==== Items

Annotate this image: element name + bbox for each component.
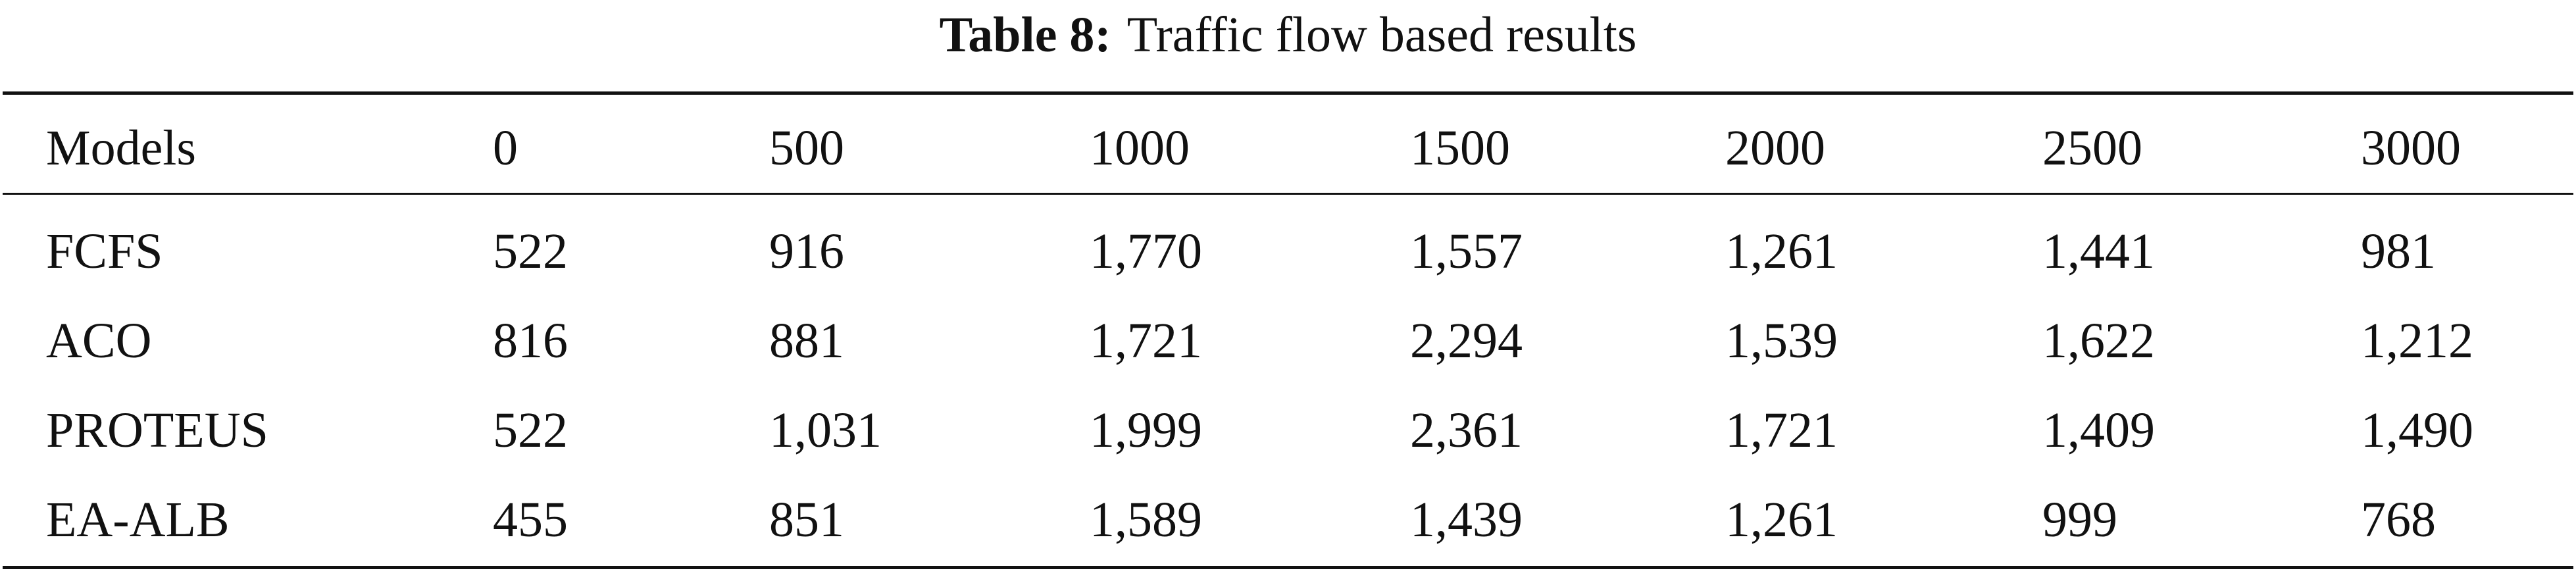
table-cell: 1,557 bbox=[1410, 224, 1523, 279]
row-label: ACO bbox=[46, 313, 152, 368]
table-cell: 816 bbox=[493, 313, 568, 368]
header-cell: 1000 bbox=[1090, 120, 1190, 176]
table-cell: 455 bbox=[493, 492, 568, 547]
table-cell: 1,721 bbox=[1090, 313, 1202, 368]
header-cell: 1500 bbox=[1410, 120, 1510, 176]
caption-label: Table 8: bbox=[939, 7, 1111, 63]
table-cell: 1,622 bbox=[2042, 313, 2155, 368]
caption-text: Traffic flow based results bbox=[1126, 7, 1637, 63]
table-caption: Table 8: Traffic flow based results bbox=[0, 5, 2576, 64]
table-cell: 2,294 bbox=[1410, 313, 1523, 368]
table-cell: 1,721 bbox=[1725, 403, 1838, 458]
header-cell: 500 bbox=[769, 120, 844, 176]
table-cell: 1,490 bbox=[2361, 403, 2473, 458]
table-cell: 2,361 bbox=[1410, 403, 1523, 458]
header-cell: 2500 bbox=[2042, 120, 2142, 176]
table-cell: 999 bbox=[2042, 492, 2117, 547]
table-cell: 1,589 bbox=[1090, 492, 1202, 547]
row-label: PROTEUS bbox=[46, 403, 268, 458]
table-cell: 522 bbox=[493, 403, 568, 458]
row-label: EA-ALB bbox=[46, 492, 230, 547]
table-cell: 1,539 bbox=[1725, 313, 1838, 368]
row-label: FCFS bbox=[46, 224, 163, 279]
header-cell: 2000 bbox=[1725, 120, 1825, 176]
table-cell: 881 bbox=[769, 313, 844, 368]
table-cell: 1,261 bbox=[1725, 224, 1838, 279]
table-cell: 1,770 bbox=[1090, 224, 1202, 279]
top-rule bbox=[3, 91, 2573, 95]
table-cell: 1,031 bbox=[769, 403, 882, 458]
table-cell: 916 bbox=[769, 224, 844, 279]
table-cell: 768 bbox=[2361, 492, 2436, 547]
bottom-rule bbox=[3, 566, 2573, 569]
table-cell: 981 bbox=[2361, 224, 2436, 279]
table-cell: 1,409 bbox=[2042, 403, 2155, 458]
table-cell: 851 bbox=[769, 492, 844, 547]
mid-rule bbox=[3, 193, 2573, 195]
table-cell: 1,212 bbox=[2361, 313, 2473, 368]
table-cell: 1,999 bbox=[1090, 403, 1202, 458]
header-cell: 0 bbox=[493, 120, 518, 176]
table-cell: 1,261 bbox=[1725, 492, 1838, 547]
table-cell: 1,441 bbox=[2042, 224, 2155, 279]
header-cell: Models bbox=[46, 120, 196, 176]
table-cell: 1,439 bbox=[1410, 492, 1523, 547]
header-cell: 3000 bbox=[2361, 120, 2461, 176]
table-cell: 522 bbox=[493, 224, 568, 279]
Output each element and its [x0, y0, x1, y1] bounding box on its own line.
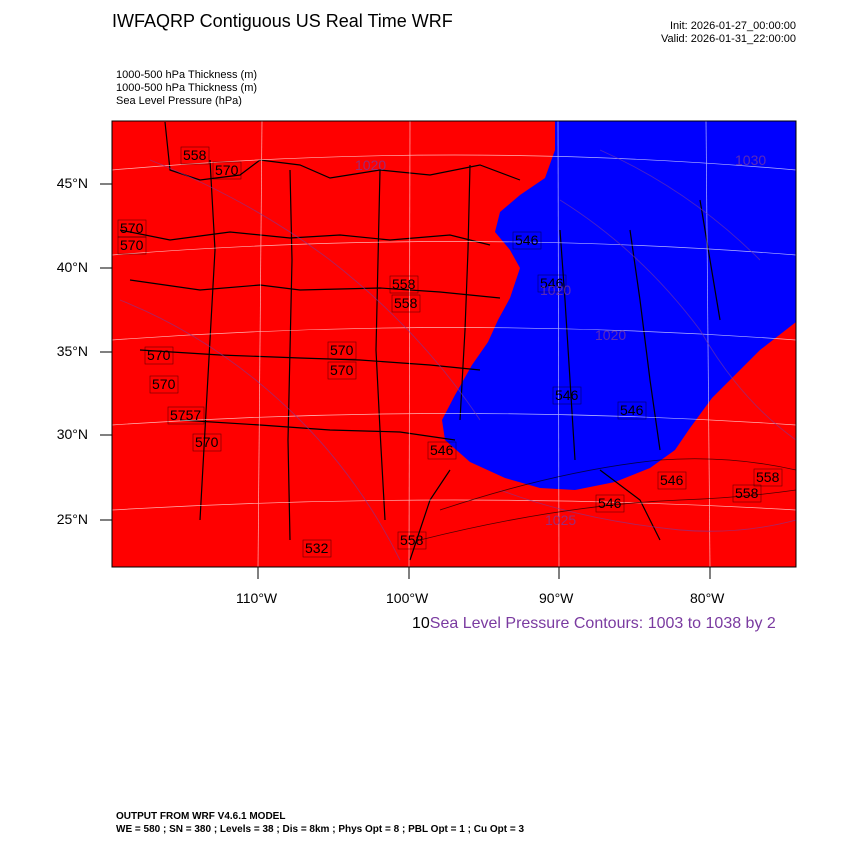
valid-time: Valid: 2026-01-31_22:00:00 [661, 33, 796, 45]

========

**Exercise instructions**
Recast the lines above as a JSON list of strings, with one string per line and blank lines omitted. Leave the pictures out of the answer.

**Exercise answer**
[
  "Annotate this image: element name + bbox for each component.",
  "table-cell: 1,557 bbox=[1410, 224, 1523, 279]",
  "row-label: ACO bbox=[46, 313, 152, 368]",
  "table-cell: 816 bbox=[493, 313, 568, 368]",
  "header-cell: 1000 bbox=[1090, 120, 1190, 176]",
  "table-cell: 455 bbox=[493, 492, 568, 547]",
  "table-cell: 1,721 bbox=[1090, 313, 1202, 368]",
  "header-cell: 1500 bbox=[1410, 120, 1510, 176]",
  "caption-label: Table 8: bbox=[939, 7, 1111, 63]",
  "table-cell: 1,622 bbox=[2042, 313, 2155, 368]",
  "caption-text: Traffic flow based results bbox=[1126, 7, 1637, 63]",
  "table-caption: Table 8: Traffic flow based results bbox=[0, 5, 2576, 64]",
  "table-cell: 2,294 bbox=[1410, 313, 1523, 368]",
  "table-cell: 1,721 bbox=[1725, 403, 1838, 458]",
  "header-cell: 500 bbox=[769, 120, 844, 176]",
  "table-cell: 1,490 bbox=[2361, 403, 2473, 458]",
  "table-cell: 2,361 bbox=[1410, 403, 1523, 458]",
  "header-cell: 2500 bbox=[2042, 120, 2142, 176]",
  "table-cell: 999 bbox=[2042, 492, 2117, 547]",
  "table-cell: 1,589 bbox=[1090, 492, 1202, 547]",
  "row-label: PROTEUS bbox=[46, 403, 268, 458]",
  "table-cell: 522 bbox=[493, 403, 568, 458]",
  "row-label: EA-ALB bbox=[46, 492, 230, 547]",
  "table-cell: 1,539 bbox=[1725, 313, 1838, 368]",
  "row-label: FCFS bbox=[46, 224, 163, 279]",
  "header-cell: 2000 bbox=[1725, 120, 1825, 176]",
  "table-cell: 881 bbox=[769, 313, 844, 368]",
  "table-cell: 1,261 bbox=[1725, 224, 1838, 279]",
  "table-cell: 1,770 bbox=[1090, 224, 1202, 279]",
  "top-rule bbox=[3, 91, 2573, 95]",
  "table-cell: 1,031 bbox=[769, 403, 882, 458]",
  "table-cell: 916 bbox=[769, 224, 844, 279]",
  "table-cell: 768 bbox=[2361, 492, 2436, 547]",
  "bottom-rule bbox=[3, 566, 2573, 569]",
  "table-cell: 981 bbox=[2361, 224, 2436, 279]",
  "table-cell: 1,409 bbox=[2042, 403, 2155, 458]",
  "table-cell: 851 bbox=[769, 492, 844, 547]",
  "mid-rule bbox=[3, 193, 2573, 195]",
  "table-cell: 1,212 bbox=[2361, 313, 2473, 368]",
  "table-cell: 1,999 bbox=[1090, 403, 1202, 458]",
  "header-cell: 0 bbox=[493, 120, 518, 176]",
  "table-cell: 1,261 bbox=[1725, 492, 1838, 547]",
  "table-cell: 1,441 bbox=[2042, 224, 2155, 279]",
  "header-cell: Models bbox=[46, 120, 196, 176]",
  "table-cell: 1,439 bbox=[1410, 492, 1523, 547]",
  "header-cell: 3000 bbox=[2361, 120, 2461, 176]",
  "table-cell: 522 bbox=[493, 224, 568, 279]",
  "Output each element and its [x0, y0, x1, y1] bounding box on its own line.",
  "valid-time: Valid: 2026-01-31_22:00:00 [661, 33, 796, 45]"
]